=== Collected data entries ===
◆ ◆ ◆ ◆ ◆ ◆ ◆
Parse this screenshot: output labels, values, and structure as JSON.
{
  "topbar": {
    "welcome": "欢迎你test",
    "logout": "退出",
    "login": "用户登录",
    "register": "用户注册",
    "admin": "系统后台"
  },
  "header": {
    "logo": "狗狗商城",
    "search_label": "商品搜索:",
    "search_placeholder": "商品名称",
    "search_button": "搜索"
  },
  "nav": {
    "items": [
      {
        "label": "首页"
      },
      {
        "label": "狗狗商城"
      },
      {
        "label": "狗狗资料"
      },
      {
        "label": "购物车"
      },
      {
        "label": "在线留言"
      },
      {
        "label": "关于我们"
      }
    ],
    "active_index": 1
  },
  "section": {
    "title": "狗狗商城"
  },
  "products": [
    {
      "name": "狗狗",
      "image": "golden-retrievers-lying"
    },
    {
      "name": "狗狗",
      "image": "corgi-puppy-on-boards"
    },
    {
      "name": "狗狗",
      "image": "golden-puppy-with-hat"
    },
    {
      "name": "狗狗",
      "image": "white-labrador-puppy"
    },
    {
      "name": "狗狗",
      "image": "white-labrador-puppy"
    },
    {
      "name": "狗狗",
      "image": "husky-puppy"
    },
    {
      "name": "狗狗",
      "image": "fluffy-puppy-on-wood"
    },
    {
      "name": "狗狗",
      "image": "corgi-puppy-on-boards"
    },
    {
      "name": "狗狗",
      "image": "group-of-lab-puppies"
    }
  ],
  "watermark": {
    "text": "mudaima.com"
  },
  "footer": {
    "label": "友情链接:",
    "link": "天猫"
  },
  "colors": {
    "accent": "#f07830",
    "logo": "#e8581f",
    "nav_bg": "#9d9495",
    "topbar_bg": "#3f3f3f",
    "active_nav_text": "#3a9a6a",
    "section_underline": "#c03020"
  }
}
◆ ◆ ◆ ◆ ◆ ◆ ◆
=== WHAT YOU SHOULD DO ===
Return the whole listing exactly.

=== OUTPUT ===
Parse this screenshot: output labels, values, and structure as JSON.
{
  "topbar": {
    "welcome": "欢迎你test",
    "logout": "退出",
    "login": "用户登录",
    "register": "用户注册",
    "admin": "系统后台"
  },
  "header": {
    "logo": "狗狗商城",
    "search_label": "商品搜索:",
    "search_placeholder": "商品名称",
    "search_button": "搜索"
  },
  "nav": {
    "items": [
      {
        "label": "首页"
      },
      {
        "label": "狗狗商城"
      },
      {
        "label": "狗狗资料"
      },
      {
        "label": "购物车"
      },
      {
        "label": "在线留言"
      },
      {
        "label": "关于我们"
      }
    ],
    "active_index": 1
  },
  "section": {
    "title": "狗狗商城"
  },
  "products": [
    {
      "name": "狗狗",
      "image": "golden-retrievers-lying"
    },
    {
      "name": "狗狗",
      "image": "corgi-puppy-on-boards"
    },
    {
      "name": "狗狗",
      "image": "golden-puppy-with-hat"
    },
    {
      "name": "狗狗",
      "image": "white-labrador-puppy"
    },
    {
      "name": "狗狗",
      "image": "white-labrador-puppy"
    },
    {
      "name": "狗狗",
      "image": "husky-puppy"
    },
    {
      "name": "狗狗",
      "image": "fluffy-puppy-on-wood"
    },
    {
      "name": "狗狗",
      "image": "corgi-puppy-on-boards"
    },
    {
      "name": "狗狗",
      "image": "group-of-lab-puppies"
    }
  ],
  "watermark": {
    "text": "mudaima.com"
  },
  "footer": {
    "label": "友情链接:",
    "link": "天猫"
  },
  "colors": {
    "accent": "#f07830",
    "logo": "#e8581f",
    "nav_bg": "#9d9495",
    "topbar_bg": "#3f3f3f",
    "active_nav_text": "#3a9a6a",
    "section_underline": "#c03020"
  }
}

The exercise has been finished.